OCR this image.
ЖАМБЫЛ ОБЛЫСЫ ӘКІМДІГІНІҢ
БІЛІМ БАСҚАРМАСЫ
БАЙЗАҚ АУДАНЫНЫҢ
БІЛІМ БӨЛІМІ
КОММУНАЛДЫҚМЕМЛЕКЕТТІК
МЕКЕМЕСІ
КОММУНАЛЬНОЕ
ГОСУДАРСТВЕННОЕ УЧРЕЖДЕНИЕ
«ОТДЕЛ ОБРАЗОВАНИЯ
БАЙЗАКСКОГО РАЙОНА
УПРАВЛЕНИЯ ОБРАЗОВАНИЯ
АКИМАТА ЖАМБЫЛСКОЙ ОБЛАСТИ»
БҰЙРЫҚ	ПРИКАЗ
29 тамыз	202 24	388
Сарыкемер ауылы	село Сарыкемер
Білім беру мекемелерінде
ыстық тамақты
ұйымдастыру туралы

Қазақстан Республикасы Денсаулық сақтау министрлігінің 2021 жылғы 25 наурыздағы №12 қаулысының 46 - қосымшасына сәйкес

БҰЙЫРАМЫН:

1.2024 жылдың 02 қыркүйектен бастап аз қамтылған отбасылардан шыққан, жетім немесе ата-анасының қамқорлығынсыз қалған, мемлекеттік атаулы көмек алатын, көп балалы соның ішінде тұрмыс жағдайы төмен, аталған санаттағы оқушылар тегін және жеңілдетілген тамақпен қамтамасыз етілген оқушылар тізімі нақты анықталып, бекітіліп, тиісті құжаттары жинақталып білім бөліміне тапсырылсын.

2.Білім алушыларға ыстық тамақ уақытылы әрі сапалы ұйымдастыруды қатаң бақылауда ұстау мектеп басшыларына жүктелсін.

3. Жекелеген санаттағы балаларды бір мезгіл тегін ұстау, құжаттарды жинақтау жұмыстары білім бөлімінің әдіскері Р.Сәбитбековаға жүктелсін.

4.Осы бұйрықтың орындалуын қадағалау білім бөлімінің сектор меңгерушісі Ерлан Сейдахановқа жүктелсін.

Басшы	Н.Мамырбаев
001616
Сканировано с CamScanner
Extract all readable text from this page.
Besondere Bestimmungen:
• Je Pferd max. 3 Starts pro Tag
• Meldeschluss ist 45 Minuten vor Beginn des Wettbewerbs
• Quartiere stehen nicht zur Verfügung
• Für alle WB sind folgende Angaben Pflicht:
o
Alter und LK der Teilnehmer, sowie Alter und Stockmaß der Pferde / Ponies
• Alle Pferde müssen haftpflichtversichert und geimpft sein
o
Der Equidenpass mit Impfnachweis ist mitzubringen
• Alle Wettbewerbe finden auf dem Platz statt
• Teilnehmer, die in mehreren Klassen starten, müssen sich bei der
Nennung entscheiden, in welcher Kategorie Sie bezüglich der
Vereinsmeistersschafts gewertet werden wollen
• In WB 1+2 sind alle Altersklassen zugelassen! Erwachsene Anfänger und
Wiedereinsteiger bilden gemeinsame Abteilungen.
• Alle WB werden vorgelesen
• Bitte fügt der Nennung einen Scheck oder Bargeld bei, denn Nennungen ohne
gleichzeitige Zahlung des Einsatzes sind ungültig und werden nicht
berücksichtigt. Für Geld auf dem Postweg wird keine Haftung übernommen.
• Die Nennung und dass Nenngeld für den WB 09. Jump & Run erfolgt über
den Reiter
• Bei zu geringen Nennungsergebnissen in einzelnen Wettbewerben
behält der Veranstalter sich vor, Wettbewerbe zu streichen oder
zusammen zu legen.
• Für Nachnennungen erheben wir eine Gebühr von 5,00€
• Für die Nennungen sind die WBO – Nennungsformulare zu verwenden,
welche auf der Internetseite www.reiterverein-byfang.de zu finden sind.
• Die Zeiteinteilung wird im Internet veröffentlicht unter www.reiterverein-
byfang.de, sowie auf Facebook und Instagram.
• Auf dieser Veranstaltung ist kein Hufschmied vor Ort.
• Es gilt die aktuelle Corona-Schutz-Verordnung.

________________

§ Exercise: Go back to the listing above and please repeat it exactly.

§ Result of this exercise:
OCR this image.
ЖАМБЫЛ ОБЛЫСЫ ӘКІМДІГІНІҢ
БІЛІМ БАСҚАРМАСЫ
БАЙЗАҚ АУДАНЫНЫҢ
БІЛІМ БӨЛІМІ
КОММУНАЛДЫҚМЕМЛЕКЕТТІК
МЕКЕМЕСІ
КОММУНАЛЬНОЕ
ГОСУДАРСТВЕННОЕ УЧРЕЖДЕНИЕ
«ОТДЕЛ ОБРАЗОВАНИЯ
БАЙЗАКСКОГО РАЙОНА
УПРАВЛЕНИЯ ОБРАЗОВАНИЯ
АКИМАТА ЖАМБЫЛСКОЙ ОБЛАСТИ»
БҰЙРЫҚ	ПРИКАЗ
29 тамыз	202 24	388
Сарыкемер ауылы	село Сарыкемер
Білім беру мекемелерінде
ыстық тамақты
ұйымдастыру туралы

Қазақстан Республикасы Денсаулық сақтау министрлігінің 2021 жылғы 25 наурыздағы №12 қаулысының 46 - қосымшасына сәйкес

БҰЙЫРАМЫН:

1.2024 жылдың 02 қыркүйектен бастап аз қамтылған отбасылардан шыққан, жетім немесе ата-анасының қамқорлығынсыз қалған, мемлекеттік атаулы көмек алатын, көп балалы соның ішінде тұрмыс жағдайы төмен, аталған санаттағы оқушылар тегін және жеңілдетілген тамақпен қамтамасыз етілген оқушылар тізімі нақты анықталып, бекітіліп, тиісті құжаттары жинақталып білім бөліміне тапсырылсын.

2.Білім алушыларға ыстық тамақ уақытылы әрі сапалы ұйымдастыруды қатаң бақылауда ұстау мектеп басшыларына жүктелсін.

3. Жекелеген санаттағы балаларды бір мезгіл тегін ұстау, құжаттарды жинақтау жұмыстары білім бөлімінің әдіскері Р.Сәбитбековаға жүктелсін.

4.Осы бұйрықтың орындалуын қадағалау білім бөлімінің сектор меңгерушісі Ерлан Сейдахановқа жүктелсін.

Басшы	Н.Мамырбаев
001616
Сканировано с CamScanner
Extract all readable text from this page.
Besondere Bestimmungen:
• Je Pferd max. 3 Starts pro Tag
• Meldeschluss ist 45 Minuten vor Beginn des Wettbewerbs
• Quartiere stehen nicht zur Verfügung
• Für alle WB sind folgende Angaben Pflicht:
o
Alter und LK der Teilnehmer, sowie Alter und Stockmaß der Pferde / Ponies
• Alle Pferde müssen haftpflichtversichert und geimpft sein
o
Der Equidenpass mit Impfnachweis ist mitzubringen
• Alle Wettbewerbe finden auf dem Platz statt
• Teilnehmer, die in mehreren Klassen starten, müssen sich bei der
Nennung entscheiden, in welcher Kategorie Sie bezüglich der
Vereinsmeistersschafts gewertet werden wollen
• In WB 1+2 sind alle Altersklassen zugelassen! Erwachsene Anfänger und
Wiedereinsteiger bilden gemeinsame Abteilungen.
• Alle WB werden vorgelesen
• Bitte fügt der Nennung einen Scheck oder Bargeld bei, denn Nennungen ohne
gleichzeitige Zahlung des Einsatzes sind ungültig und werden nicht
berücksichtigt. Für Geld auf dem Postweg wird keine Haftung übernommen.
• Die Nennung und dass Nenngeld für den WB 09. Jump & Run erfolgt über
den Reiter
• Bei zu geringen Nennungsergebnissen in einzelnen Wettbewerben
behält der Veranstalter sich vor, Wettbewerbe zu streichen oder
zusammen zu legen.
• Für Nachnennungen erheben wir eine Gebühr von 5,00€
• Für die Nennungen sind die WBO – Nennungsformulare zu verwenden,
welche auf der Internetseite www.reiterverein-byfang.de zu finden sind.
• Die Zeiteinteilung wird im Internet veröffentlicht unter www.reiterverein-
byfang.de, sowie auf Facebook und Instagram.
• Auf dieser Veranstaltung ist kein Hufschmied vor Ort.
• Es gilt die aktuelle Corona-Schutz-Verordnung.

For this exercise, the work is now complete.